• **Zu lösende Aufgaben**
- 1) Beantworte zum Text über das Schutzkonzept die folgenden Fragen:
(a) Welcher Arbeitskreis ist während des ÜT 2017 auf dem Lager präsent?
(b) Welcher Grundsatz gilt bei der Aufarbeitung von Verdachtsmomenten?
(c) Wie kann Macht laut dem Abschnitt „Macht und Machtmissbrauch“ eingesetzt werden?
- 2) Gib den Text über das Schutzkonzept wortgetreu wieder: Beginne bei den Worten „Schutzkonzept zum ÜT 2017“ und höre nach „gilt der Verhaltenskodex.“ auf.
- 3) Wie würde der Text über das Schutzkonzept zum ÜT 2017 weitergehen? Führe ihn nach seinem letzten Satz fort.

Schutzkonzept zum ÜT 2017

Hier könnt ihr euch das Schutzkonzept zum ÜT2017 als .pdf-Datei herunterladen.
Der Arbeitskreis Tabubruch ist während des ÜT 2017 auf dem Lager präsent und bietet Programm zur Präventionsarbeit an.
Alle Mitglieder des AK Tabubruch sind ansprechbar zu Fragen sexueller Gewalt und Machtmissbrauch.
In der Aufarbeitung von Verdachtsmomenten bzw. beobachtetem Fehlverhalten gilt für uns der Grundsatz: Im Zweifel für die Betroffenen.
Die Aufarbeitung erfolgt nach dem Interventionsplan.
Alle Teilnehmer des ÜT 2017 bekennen sich zu einem respektvollen gegenseitigen Umgang. Sie sind aufmerksam und ansprechbar für die Sorgen und Nöte des anderen. Sie treten dafür ein, Fehlverhalten klar zu benennen und notwendige Konsequenzen zu ziehen. Während des gesamten Lagers gilt der Verhaltenskodex.

Definitionen

Um offen über Gefühle sprechen, aber auch Fehlverhalten klar benennen zu können, müssen die Begrifflichkeiten klar sein. Dieser Abschnitt soll kurze Definitionen zu Machtmissbrauch und sexueller Gewalt liefern sowie zur Differenzierung bei sexueller Gewalt und Verdachtsmomenten beitragen.

Macht und Machtmissbrauch

Macht ist die Möglichkeit Menschen, Dinge und Situationen zu beeinflussen und zu bewegen.
Macht kann sowohl positiv als auch negativ eingesetzt werden.

• **Aufgelistete Einträge**
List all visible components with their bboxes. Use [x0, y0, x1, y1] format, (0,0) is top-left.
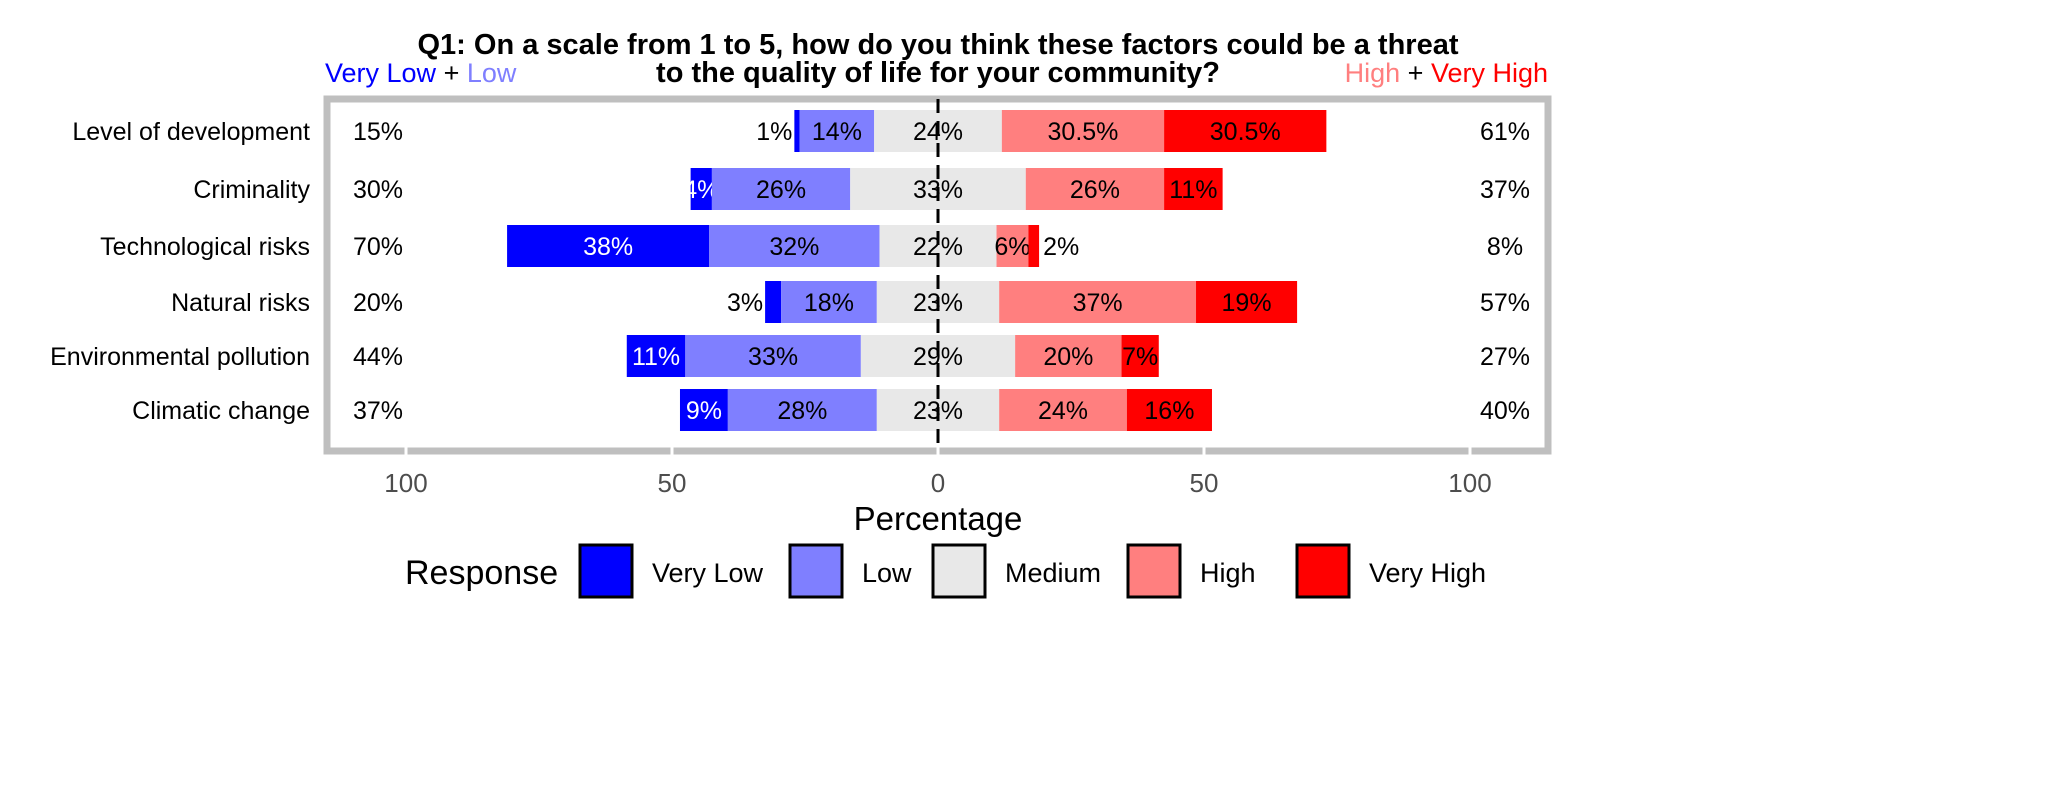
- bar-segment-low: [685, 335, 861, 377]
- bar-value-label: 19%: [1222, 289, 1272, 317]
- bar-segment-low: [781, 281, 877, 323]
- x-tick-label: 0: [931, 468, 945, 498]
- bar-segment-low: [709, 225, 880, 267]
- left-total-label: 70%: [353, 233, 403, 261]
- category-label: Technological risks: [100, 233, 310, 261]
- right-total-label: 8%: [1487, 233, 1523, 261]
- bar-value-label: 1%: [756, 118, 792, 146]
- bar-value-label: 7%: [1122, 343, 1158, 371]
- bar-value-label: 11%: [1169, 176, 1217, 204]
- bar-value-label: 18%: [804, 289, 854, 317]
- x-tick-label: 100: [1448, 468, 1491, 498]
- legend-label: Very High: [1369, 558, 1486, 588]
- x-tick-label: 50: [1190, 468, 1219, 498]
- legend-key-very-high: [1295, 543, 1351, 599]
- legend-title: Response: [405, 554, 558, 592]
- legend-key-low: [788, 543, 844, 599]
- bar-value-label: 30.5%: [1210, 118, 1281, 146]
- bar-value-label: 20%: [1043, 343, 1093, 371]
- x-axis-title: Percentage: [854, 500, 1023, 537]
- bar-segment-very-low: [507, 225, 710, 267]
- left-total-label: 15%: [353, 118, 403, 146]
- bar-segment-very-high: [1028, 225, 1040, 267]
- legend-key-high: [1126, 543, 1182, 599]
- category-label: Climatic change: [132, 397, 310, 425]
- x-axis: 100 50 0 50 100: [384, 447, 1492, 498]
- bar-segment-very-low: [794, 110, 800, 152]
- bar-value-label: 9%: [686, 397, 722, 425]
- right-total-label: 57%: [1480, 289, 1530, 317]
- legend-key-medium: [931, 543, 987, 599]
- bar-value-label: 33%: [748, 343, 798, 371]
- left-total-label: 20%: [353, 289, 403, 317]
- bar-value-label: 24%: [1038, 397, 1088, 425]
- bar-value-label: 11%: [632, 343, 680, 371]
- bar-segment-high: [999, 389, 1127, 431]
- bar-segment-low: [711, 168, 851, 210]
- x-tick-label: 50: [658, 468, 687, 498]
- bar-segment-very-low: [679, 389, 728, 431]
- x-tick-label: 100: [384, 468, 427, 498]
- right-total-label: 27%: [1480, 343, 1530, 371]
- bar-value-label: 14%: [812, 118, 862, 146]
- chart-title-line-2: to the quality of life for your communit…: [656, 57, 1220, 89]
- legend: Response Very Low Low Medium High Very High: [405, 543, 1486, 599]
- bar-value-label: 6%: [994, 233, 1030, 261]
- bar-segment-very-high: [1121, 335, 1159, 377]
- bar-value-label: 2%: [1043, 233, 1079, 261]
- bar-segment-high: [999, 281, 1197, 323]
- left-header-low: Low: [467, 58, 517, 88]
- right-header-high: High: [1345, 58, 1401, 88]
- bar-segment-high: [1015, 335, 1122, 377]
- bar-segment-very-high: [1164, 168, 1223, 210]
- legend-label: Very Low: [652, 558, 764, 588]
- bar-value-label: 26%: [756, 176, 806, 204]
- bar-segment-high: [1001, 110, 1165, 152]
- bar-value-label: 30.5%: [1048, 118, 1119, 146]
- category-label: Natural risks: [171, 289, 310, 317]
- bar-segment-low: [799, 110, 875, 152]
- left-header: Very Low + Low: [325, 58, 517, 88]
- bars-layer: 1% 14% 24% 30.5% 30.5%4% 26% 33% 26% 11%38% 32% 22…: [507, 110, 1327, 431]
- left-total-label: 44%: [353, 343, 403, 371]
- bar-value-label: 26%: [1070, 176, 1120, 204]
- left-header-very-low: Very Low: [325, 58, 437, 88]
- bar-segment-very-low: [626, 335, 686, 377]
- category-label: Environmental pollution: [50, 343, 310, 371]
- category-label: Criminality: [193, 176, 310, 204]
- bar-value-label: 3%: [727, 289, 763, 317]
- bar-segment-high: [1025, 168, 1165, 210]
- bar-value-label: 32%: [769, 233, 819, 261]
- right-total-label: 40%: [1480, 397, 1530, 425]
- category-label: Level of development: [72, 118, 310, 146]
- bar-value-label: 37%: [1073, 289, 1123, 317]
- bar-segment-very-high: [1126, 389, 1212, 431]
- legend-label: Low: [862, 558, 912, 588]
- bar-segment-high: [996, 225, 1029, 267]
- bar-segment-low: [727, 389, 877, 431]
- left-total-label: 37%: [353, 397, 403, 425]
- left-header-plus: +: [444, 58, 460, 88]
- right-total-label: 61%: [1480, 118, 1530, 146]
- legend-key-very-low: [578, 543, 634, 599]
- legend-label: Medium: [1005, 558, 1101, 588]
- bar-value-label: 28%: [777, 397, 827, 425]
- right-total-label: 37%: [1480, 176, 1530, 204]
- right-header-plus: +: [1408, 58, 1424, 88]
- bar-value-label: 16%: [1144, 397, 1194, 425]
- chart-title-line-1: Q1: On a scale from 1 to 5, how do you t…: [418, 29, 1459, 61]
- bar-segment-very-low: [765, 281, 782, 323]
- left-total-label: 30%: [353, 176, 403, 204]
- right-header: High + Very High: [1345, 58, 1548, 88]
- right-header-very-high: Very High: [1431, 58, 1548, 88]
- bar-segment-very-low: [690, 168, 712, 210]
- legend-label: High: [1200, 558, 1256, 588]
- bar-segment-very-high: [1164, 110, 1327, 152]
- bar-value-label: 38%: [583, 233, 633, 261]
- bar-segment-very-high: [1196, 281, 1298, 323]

• **Gelöste Aufgaben**
- 1)
(a) Der Arbeitskreis Tabubruch.
(b) Im Zweifel für die Betroffenen.
(c) Sowohl positiv als auch negativ.

- 2)
Schutzkonzept zum ÜT 2017

Hier könnt ihr euch das Schutzkonzept zum ÜT2017 als .pdf-Datei herunterladen.
Der Arbeitskreis Tabubruch ist während des ÜT 2017 auf dem Lager präsent und bietet Programm zur Präventionsarbeit an.
Alle Mitglieder des AK Tabubruch sind ansprechbar zu Fragen sexueller Gewalt und Machtmissbrauch.
In der Aufarbeitung von Verdachtsmomenten bzw. beobachtetem Fehlverhalten gilt für uns der Grundsatz: Im Zweifel für die Betroffenen.
Die Aufarbeitung erfolgt nach dem Interventionsplan.
Alle Teilnehmer des ÜT 2017 bekennen sich zu einem respektvollen gegenseitigen Umgang. Sie sind aufmerksam und ansprechbar für die Sorgen und Nöte des anderen. Sie treten dafür ein, Fehlverhalten klar zu benennen und notwendige Konsequenzen zu ziehen. Während des gesamten Lagers gilt der Verhaltenskodex.

- 3)
Wenn Menschen ihre Macht zum Wohl der Gruppe oder eines Einzelnen einsetzen, sprechen wir von positivem Machtgebrauch.
Wenn Menschen ihre Macht benutzen, um überwiegend ihre eigenen Bedürfnisse zu befriedigen, und sie nicht zum Wohl der Gruppe oder eines Einzelnen einsetzen, sprechen wir von Machtmissbrauch.
Jede*r von uns hat individuelle innere Grenzen, über die er/sie nicht hinausgehen möchte. Aufgabe des Machtausübenden ist es, diese Grenzen zu respektieren und zu schützen. Wo ich selbst spüre oder bei jemand Anderem sehe, dass diese Grenzen verletzt werden, nehme ich Machtmissbrauch wahr.
Natürlich sind wir ständig gefordert, unsere Grenzen zu hinterfragen und, bei Bedarf, auszudehnen. Aber dies bedeutet nicht, dass diese Grenzen gegen unseren Willen von außen verschoben werden dürfen. Manchmal ist es schwierig, die eigenen Grenzen zu erkennen, weil sie oft durch das Vertrauen und die tiefe Verbundenheit zu dem Machtausübenden unklar werden können.

Was ist sexuelle Gewalt?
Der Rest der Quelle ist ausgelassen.